DESCRIPTION OF THE TASK ▸ Among the entries below, find the lines with "translating" and copy them.

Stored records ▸

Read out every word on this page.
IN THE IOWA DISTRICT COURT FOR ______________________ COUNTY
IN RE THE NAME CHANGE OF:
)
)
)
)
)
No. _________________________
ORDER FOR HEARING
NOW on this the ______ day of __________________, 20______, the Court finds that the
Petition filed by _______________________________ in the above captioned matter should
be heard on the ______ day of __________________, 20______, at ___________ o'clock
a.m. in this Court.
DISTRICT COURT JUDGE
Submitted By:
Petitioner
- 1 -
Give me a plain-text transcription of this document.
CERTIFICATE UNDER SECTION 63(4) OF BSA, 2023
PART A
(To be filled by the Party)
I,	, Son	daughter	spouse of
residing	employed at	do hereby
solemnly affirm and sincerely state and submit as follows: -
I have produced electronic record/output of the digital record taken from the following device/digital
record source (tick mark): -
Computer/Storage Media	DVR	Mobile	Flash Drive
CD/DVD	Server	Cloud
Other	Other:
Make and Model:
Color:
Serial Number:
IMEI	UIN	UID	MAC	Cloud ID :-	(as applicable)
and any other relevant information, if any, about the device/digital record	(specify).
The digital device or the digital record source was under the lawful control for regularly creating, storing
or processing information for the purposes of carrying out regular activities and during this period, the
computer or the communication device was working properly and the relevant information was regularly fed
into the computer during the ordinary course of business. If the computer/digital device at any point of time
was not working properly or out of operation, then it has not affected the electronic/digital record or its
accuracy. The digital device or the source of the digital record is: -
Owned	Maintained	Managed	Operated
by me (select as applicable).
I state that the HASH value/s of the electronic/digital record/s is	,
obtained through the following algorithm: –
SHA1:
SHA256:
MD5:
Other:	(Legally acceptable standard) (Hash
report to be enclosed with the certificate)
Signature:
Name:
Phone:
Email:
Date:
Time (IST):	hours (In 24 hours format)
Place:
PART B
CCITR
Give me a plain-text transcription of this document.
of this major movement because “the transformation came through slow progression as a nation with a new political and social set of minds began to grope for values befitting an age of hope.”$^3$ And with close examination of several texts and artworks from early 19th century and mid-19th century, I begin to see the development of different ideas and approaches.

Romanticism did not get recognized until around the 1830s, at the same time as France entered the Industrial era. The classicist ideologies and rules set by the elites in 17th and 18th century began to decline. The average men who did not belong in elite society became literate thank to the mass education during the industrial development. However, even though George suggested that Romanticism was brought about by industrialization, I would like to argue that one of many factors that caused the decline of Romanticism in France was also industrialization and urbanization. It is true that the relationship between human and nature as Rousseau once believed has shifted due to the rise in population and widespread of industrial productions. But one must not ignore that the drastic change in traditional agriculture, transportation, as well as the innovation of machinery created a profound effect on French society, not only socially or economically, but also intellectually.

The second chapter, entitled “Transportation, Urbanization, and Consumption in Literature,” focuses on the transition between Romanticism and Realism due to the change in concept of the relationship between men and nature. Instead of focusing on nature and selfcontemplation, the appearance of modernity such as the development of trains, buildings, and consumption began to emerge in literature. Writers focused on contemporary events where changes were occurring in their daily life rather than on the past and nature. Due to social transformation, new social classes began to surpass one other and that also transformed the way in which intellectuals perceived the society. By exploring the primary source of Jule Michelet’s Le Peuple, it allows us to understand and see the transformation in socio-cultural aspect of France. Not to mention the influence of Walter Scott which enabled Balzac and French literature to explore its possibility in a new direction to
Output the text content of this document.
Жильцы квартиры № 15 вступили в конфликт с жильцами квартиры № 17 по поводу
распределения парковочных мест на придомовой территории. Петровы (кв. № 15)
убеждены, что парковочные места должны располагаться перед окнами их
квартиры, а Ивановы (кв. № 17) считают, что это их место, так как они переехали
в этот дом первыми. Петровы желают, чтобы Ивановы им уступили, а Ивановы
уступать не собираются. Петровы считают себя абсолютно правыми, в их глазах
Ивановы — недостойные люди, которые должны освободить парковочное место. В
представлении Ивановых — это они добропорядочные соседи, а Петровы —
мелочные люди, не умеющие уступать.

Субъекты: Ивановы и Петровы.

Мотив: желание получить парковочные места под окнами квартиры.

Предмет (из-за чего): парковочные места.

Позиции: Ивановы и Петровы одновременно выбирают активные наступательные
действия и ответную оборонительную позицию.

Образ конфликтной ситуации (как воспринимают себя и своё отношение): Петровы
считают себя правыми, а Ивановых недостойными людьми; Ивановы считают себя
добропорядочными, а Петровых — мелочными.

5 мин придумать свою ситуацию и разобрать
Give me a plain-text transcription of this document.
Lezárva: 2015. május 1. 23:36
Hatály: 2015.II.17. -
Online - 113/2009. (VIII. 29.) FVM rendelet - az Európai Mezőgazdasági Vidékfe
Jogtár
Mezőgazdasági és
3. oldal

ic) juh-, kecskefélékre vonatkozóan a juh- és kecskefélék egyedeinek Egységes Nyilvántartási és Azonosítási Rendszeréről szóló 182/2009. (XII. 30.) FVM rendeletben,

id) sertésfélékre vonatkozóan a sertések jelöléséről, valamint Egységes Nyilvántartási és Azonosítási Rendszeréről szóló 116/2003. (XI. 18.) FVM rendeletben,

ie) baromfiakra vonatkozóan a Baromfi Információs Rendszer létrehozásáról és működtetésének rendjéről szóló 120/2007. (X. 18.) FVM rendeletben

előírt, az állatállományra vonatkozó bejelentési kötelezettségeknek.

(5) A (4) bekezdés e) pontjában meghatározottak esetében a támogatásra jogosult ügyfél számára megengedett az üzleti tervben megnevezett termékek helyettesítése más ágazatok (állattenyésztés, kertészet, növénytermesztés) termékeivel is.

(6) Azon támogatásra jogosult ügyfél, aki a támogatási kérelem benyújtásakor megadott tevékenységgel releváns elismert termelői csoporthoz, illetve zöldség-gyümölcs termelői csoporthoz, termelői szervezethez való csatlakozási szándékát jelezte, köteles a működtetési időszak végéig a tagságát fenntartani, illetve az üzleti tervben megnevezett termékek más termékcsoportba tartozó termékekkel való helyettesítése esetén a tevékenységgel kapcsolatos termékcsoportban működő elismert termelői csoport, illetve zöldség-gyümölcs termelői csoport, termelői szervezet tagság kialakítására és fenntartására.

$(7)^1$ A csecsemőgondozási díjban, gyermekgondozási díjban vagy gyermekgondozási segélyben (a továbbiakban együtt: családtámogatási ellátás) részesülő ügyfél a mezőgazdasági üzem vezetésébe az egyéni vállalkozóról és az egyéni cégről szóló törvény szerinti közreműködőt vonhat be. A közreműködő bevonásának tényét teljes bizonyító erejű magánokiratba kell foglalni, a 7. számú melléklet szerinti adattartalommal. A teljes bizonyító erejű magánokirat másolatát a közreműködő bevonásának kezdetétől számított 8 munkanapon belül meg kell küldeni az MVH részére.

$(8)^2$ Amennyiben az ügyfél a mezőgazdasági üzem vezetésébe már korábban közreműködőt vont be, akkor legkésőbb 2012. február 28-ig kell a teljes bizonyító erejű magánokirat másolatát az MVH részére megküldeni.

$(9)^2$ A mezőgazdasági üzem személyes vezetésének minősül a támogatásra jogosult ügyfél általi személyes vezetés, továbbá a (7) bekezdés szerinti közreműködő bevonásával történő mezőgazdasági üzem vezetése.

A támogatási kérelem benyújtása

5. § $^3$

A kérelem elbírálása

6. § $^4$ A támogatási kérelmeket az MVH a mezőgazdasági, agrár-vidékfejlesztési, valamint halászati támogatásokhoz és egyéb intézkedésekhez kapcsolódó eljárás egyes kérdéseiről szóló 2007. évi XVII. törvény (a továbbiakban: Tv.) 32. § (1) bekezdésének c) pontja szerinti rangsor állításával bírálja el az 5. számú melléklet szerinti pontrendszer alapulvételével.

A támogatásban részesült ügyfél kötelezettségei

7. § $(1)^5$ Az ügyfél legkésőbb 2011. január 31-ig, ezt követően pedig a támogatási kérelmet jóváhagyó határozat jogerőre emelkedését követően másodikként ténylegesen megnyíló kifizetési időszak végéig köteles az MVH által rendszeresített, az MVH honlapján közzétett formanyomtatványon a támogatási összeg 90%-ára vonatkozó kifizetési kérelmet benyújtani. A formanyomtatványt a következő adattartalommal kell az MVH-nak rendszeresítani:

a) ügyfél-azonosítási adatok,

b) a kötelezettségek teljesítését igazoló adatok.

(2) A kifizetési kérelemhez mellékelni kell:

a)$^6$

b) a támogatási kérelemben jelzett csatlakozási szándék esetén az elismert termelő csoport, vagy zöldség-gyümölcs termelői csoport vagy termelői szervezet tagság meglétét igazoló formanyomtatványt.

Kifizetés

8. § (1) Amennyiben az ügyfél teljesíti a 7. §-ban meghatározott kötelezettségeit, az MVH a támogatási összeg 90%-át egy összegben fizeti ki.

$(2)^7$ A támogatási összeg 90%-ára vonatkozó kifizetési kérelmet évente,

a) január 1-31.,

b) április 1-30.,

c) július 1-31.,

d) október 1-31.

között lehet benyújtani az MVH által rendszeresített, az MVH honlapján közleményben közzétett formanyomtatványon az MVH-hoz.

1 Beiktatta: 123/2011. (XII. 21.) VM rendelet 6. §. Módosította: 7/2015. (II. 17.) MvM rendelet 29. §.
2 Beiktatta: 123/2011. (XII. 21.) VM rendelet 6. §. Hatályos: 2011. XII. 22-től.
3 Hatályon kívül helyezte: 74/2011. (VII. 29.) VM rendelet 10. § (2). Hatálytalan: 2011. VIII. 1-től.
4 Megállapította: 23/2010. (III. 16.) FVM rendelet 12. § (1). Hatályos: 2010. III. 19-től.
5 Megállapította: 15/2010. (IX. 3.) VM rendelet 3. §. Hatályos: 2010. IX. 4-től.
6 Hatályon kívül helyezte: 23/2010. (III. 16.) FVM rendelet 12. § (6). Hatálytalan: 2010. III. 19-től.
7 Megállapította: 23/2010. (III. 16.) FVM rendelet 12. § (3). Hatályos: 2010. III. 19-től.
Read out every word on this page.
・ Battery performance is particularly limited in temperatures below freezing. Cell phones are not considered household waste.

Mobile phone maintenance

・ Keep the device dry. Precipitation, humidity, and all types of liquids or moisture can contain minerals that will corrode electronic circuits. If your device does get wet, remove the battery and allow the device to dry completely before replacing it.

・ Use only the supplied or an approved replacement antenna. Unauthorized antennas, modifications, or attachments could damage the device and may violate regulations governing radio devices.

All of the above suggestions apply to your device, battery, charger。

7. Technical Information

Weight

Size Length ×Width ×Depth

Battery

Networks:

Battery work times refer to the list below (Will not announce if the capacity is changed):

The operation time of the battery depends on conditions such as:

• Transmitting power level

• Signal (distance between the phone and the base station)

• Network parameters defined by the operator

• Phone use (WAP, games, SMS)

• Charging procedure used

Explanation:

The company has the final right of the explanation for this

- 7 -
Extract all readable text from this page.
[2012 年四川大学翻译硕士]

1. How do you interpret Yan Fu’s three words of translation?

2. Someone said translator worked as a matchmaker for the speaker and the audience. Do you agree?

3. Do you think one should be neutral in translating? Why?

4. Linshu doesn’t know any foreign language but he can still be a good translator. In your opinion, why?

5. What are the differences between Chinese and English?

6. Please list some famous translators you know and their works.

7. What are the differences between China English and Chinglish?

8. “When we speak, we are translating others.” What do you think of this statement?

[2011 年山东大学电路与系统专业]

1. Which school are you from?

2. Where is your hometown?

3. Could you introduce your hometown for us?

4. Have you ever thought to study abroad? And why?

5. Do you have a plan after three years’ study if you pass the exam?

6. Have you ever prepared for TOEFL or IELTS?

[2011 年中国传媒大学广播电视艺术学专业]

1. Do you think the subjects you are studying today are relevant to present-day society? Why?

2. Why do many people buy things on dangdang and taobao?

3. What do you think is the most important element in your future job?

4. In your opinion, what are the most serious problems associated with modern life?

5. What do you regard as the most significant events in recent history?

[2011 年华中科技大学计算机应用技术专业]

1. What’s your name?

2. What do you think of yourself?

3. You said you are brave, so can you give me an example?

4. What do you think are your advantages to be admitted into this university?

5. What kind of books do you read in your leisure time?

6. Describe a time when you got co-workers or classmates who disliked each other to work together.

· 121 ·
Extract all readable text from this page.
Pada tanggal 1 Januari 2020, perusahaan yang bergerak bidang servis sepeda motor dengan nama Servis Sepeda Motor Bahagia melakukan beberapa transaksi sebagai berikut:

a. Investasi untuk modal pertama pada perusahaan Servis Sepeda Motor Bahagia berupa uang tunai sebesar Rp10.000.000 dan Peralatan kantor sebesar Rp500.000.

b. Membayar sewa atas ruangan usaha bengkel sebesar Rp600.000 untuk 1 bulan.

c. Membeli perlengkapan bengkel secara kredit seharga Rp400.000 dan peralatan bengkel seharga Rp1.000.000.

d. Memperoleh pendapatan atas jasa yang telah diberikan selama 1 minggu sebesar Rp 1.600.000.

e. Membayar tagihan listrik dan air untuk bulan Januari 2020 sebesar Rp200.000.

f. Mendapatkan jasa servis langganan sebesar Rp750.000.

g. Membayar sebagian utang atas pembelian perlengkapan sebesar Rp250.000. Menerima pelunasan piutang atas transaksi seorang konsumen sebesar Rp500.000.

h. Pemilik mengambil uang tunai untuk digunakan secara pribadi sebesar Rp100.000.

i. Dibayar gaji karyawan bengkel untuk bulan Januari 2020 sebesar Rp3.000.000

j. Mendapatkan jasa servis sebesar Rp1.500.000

RESULT BELOW ▸
3. Do you think one should be neutral in translating? Why?
8. “When we speak, we are translating others.” What do you think of this statement?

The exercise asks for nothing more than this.